→ **Task**:
The records below are made of lines; count those holding the word "name" and give the number only.
## start Extracted information
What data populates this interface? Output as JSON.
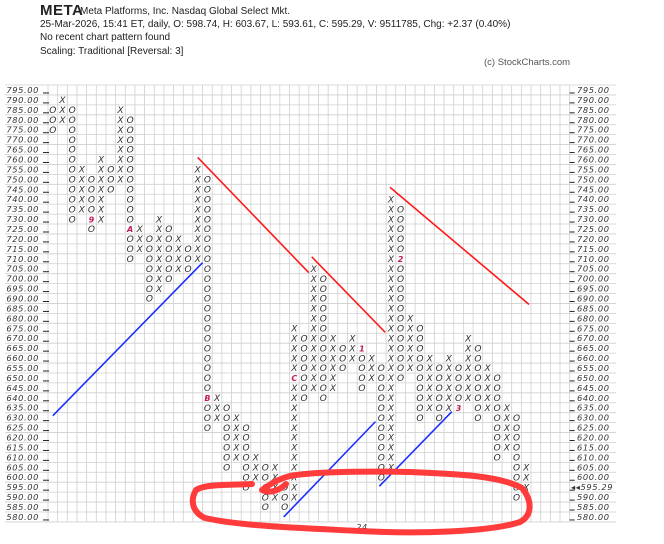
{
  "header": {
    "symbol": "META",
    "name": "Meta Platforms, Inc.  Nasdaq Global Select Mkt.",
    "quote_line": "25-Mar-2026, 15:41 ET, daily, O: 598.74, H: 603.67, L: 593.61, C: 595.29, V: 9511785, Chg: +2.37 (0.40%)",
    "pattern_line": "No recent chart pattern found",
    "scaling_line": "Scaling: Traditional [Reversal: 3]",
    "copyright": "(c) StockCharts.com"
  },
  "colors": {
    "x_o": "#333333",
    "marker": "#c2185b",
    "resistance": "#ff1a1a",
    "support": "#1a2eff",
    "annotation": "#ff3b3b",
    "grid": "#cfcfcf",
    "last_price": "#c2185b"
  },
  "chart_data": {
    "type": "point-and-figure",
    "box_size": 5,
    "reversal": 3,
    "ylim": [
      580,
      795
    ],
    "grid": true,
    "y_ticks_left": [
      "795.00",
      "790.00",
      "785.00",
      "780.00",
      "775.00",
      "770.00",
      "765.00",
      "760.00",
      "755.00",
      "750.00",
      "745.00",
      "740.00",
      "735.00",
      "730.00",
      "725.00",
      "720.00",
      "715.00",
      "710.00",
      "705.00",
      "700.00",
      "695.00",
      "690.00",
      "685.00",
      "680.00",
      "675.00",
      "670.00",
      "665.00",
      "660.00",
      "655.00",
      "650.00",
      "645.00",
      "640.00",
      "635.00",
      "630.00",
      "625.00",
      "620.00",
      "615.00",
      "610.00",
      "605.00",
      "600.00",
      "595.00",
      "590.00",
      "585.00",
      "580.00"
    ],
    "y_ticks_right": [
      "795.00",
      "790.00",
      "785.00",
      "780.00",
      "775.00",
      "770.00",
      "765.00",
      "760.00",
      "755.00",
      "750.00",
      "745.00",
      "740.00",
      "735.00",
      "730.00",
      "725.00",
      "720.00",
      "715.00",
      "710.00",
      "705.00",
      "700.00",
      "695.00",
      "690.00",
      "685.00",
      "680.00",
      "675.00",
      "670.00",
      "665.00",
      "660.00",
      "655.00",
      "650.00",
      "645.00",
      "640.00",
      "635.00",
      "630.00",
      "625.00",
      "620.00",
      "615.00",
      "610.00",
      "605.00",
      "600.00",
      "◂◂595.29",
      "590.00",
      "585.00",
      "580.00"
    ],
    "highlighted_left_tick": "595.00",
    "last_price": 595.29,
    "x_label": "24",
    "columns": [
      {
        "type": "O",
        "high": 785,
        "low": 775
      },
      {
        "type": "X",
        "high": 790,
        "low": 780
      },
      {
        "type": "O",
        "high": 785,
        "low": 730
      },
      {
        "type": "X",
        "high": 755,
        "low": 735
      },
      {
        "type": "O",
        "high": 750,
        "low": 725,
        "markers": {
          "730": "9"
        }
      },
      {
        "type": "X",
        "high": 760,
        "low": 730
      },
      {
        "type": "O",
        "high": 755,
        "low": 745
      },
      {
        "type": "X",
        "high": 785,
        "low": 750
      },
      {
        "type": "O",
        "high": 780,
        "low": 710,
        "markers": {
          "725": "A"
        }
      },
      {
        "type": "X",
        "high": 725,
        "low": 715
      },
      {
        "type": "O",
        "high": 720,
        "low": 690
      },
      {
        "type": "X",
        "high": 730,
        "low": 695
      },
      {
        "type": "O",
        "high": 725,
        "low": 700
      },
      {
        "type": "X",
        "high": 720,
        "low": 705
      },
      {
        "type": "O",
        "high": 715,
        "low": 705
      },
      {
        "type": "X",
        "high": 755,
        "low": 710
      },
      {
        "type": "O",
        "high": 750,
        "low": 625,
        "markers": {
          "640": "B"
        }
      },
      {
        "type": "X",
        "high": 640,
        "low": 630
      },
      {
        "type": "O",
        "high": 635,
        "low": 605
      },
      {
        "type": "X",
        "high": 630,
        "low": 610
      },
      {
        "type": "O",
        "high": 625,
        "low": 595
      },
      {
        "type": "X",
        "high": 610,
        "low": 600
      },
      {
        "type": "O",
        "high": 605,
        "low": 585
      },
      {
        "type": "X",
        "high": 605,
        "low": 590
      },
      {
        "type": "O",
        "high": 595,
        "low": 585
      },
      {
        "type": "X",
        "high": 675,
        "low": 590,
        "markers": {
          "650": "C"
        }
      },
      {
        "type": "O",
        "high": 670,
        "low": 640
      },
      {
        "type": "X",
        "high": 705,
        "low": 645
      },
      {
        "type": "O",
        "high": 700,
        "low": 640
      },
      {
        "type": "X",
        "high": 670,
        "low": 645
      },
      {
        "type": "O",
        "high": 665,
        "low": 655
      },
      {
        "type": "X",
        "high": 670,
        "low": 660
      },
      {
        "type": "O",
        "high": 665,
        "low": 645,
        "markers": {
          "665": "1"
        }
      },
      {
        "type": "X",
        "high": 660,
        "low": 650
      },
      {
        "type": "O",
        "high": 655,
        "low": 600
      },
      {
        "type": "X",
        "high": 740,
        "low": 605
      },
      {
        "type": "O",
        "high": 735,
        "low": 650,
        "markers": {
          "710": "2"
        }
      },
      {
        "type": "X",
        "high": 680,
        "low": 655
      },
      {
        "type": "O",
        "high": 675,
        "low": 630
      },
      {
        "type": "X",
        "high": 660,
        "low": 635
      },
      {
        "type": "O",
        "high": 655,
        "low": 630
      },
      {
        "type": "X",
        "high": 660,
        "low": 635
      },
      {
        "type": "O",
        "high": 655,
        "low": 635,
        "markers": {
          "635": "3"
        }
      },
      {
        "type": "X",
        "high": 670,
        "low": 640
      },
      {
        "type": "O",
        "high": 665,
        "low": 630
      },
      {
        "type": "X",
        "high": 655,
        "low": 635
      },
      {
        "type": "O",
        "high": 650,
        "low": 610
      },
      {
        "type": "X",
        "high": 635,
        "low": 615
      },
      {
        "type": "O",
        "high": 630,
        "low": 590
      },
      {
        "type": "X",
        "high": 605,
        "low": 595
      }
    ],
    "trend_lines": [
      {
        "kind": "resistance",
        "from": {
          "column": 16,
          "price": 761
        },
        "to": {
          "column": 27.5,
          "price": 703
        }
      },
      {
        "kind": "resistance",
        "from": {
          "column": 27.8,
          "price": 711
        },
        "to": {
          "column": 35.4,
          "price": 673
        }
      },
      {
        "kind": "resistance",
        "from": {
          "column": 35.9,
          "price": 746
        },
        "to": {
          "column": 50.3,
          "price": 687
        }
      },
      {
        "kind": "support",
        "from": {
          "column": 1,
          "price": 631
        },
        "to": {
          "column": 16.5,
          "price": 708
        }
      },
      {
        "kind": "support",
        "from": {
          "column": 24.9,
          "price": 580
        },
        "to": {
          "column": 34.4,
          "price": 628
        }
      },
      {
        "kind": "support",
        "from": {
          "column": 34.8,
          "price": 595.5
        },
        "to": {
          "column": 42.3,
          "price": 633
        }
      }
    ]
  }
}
## end Extracted information
## start Extracted information
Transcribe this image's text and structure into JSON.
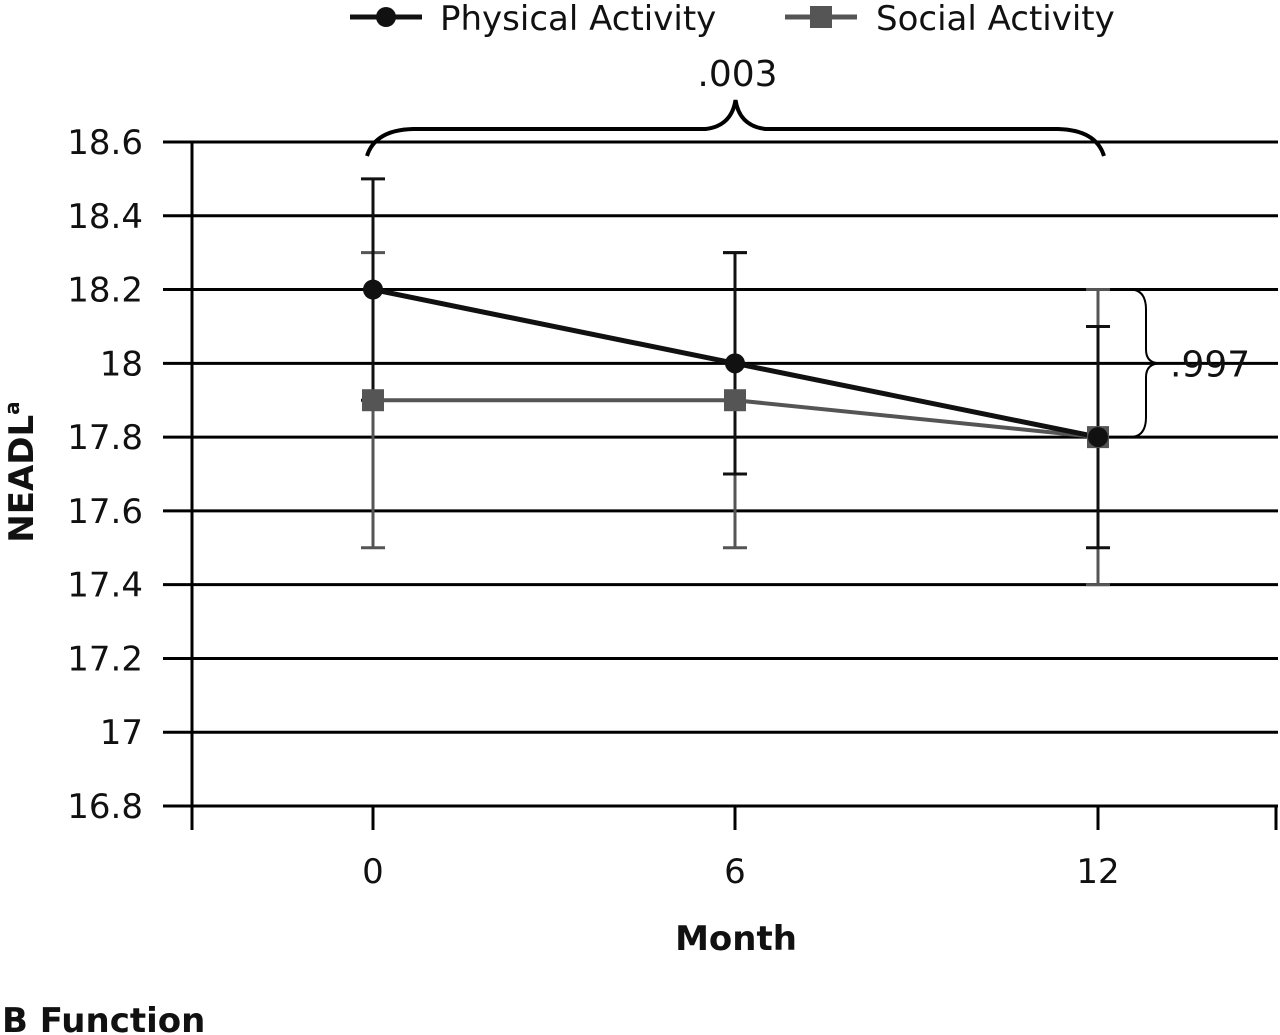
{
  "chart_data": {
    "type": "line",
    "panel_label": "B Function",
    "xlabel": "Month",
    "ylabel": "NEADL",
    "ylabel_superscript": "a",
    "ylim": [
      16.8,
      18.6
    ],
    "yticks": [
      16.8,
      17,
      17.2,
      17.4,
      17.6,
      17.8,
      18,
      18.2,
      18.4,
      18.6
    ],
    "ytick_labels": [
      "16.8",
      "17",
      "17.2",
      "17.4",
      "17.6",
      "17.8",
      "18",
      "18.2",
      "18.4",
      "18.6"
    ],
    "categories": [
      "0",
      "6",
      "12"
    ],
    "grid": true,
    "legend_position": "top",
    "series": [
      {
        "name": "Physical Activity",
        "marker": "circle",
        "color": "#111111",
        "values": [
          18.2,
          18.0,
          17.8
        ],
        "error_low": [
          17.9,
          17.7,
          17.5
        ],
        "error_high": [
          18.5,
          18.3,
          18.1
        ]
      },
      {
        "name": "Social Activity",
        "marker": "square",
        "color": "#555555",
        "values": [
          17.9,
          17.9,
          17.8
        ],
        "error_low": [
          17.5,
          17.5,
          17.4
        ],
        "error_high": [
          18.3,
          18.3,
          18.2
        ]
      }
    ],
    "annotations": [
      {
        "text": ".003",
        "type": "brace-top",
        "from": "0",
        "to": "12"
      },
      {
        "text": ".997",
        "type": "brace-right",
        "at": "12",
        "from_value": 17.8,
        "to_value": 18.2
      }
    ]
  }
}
## end Extracted information
→ **Right answer**:
3